§ INPUT DATA
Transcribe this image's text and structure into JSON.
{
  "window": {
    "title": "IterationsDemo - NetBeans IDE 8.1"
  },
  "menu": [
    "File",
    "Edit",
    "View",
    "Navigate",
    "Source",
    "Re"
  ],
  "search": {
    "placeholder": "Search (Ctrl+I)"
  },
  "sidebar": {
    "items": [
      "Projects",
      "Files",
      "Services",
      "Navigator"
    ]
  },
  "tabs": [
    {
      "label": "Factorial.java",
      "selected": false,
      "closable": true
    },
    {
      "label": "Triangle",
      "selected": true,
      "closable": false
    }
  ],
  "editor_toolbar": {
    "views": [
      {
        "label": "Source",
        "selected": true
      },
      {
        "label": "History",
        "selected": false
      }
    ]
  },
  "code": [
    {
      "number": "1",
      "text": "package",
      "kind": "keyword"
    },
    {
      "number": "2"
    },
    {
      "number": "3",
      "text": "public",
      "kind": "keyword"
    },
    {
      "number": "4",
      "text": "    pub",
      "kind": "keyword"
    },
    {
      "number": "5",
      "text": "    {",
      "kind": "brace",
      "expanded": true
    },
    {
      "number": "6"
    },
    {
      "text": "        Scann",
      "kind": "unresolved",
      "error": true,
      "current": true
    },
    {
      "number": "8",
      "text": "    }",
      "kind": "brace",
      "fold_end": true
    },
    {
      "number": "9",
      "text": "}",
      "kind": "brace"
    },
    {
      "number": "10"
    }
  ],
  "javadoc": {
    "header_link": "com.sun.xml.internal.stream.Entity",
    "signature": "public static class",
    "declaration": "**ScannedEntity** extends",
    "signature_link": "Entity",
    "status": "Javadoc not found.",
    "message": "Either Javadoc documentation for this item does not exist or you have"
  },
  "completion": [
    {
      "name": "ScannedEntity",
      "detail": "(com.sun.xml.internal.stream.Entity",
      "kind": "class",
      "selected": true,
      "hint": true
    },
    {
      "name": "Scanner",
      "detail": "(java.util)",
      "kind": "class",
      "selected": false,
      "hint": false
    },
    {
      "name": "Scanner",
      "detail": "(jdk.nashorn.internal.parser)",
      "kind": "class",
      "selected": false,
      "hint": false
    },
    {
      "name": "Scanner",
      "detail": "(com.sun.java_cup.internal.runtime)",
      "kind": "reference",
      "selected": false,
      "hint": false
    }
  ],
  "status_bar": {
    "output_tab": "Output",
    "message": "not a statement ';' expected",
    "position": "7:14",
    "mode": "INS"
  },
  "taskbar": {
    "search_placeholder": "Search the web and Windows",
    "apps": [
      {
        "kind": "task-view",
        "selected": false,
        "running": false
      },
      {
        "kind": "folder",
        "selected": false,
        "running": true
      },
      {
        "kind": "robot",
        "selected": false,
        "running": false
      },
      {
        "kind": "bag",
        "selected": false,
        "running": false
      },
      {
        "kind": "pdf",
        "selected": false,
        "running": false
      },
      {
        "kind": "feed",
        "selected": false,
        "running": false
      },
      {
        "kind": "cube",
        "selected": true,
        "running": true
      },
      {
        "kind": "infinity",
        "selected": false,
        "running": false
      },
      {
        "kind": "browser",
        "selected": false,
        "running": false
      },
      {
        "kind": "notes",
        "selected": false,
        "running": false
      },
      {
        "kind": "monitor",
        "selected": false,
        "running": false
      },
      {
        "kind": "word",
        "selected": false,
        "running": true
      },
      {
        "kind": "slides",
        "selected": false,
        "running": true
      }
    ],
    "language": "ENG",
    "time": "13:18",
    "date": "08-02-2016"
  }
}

§ REQUIRED WORK
Every line of the data above should be copied exactly.

§ SOLUTION FOR THIS PROBLEM
Transcribe this image's text and structure into JSON.
{
  "window": {
    "title": "IterationsDemo - NetBeans IDE 8.1"
  },
  "menu": [
    "File",
    "Edit",
    "View",
    "Navigate",
    "Source",
    "Re"
  ],
  "search": {
    "placeholder": "Search (Ctrl+I)"
  },
  "sidebar": {
    "items": [
      "Projects",
      "Files",
      "Services",
      "Navigator"
    ]
  },
  "tabs": [
    {
      "label": "Factorial.java",
      "selected": false,
      "closable": true
    },
    {
      "label": "Triangle",
      "selected": true,
      "closable": false
    }
  ],
  "editor_toolbar": {
    "views": [
      {
        "label": "Source",
        "selected": true
      },
      {
        "label": "History",
        "selected": false
      }
    ]
  },
  "code": [
    {
      "number": "1",
      "text": "package",
      "kind": "keyword"
    },
    {
      "number": "2"
    },
    {
      "number": "3",
      "text": "public",
      "kind": "keyword"
    },
    {
      "number": "4",
      "text": "    pub",
      "kind": "keyword"
    },
    {
      "number": "5",
      "text": "    {",
      "kind": "brace",
      "expanded": true
    },
    {
      "number": "6"
    },
    {
      "text": "        Scann",
      "kind": "unresolved",
      "error": true,
      "current": true
    },
    {
      "number": "8",
      "text": "    }",
      "kind": "brace",
      "fold_end": true
    },
    {
      "number": "9",
      "text": "}",
      "kind": "brace"
    },
    {
      "number": "10"
    }
  ],
  "javadoc": {
    "header_link": "com.sun.xml.internal.stream.Entity",
    "signature": "public static class",
    "declaration": "**ScannedEntity** extends",
    "signature_link": "Entity",
    "status": "Javadoc not found.",
    "message": "Either Javadoc documentation for this item does not exist or you have"
  },
  "completion": [
    {
      "name": "ScannedEntity",
      "detail": "(com.sun.xml.internal.stream.Entity",
      "kind": "class",
      "selected": true,
      "hint": true
    },
    {
      "name": "Scanner",
      "detail": "(java.util)",
      "kind": "class",
      "selected": false,
      "hint": false
    },
    {
      "name": "Scanner",
      "detail": "(jdk.nashorn.internal.parser)",
      "kind": "class",
      "selected": false,
      "hint": false
    },
    {
      "name": "Scanner",
      "detail": "(com.sun.java_cup.internal.runtime)",
      "kind": "reference",
      "selected": false,
      "hint": false
    }
  ],
  "status_bar": {
    "output_tab": "Output",
    "message": "not a statement ';' expected",
    "position": "7:14",
    "mode": "INS"
  },
  "taskbar": {
    "search_placeholder": "Search the web and Windows",
    "apps": [
      {
        "kind": "task-view",
        "selected": false,
        "running": false
      },
      {
        "kind": "folder",
        "selected": false,
        "running": true
      },
      {
        "kind": "robot",
        "selected": false,
        "running": false
      },
      {
        "kind": "bag",
        "selected": false,
        "running": false
      },
      {
        "kind": "pdf",
        "selected": false,
        "running": false
      },
      {
        "kind": "feed",
        "selected": false,
        "running": false
      },
      {
        "kind": "cube",
        "selected": true,
        "running": true
      },
      {
        "kind": "infinity",
        "selected": false,
        "running": false
      },
      {
        "kind": "browser",
        "selected": false,
        "running": false
      },
      {
        "kind": "notes",
        "selected": false,
        "running": false
      },
      {
        "kind": "monitor",
        "selected": false,
        "running": false
      },
      {
        "kind": "word",
        "selected": false,
        "running": true
      },
      {
        "kind": "slides",
        "selected": false,
        "running": true
      }
    ],
    "language": "ENG",
    "time": "13:18",
    "date": "08-02-2016"
  }
}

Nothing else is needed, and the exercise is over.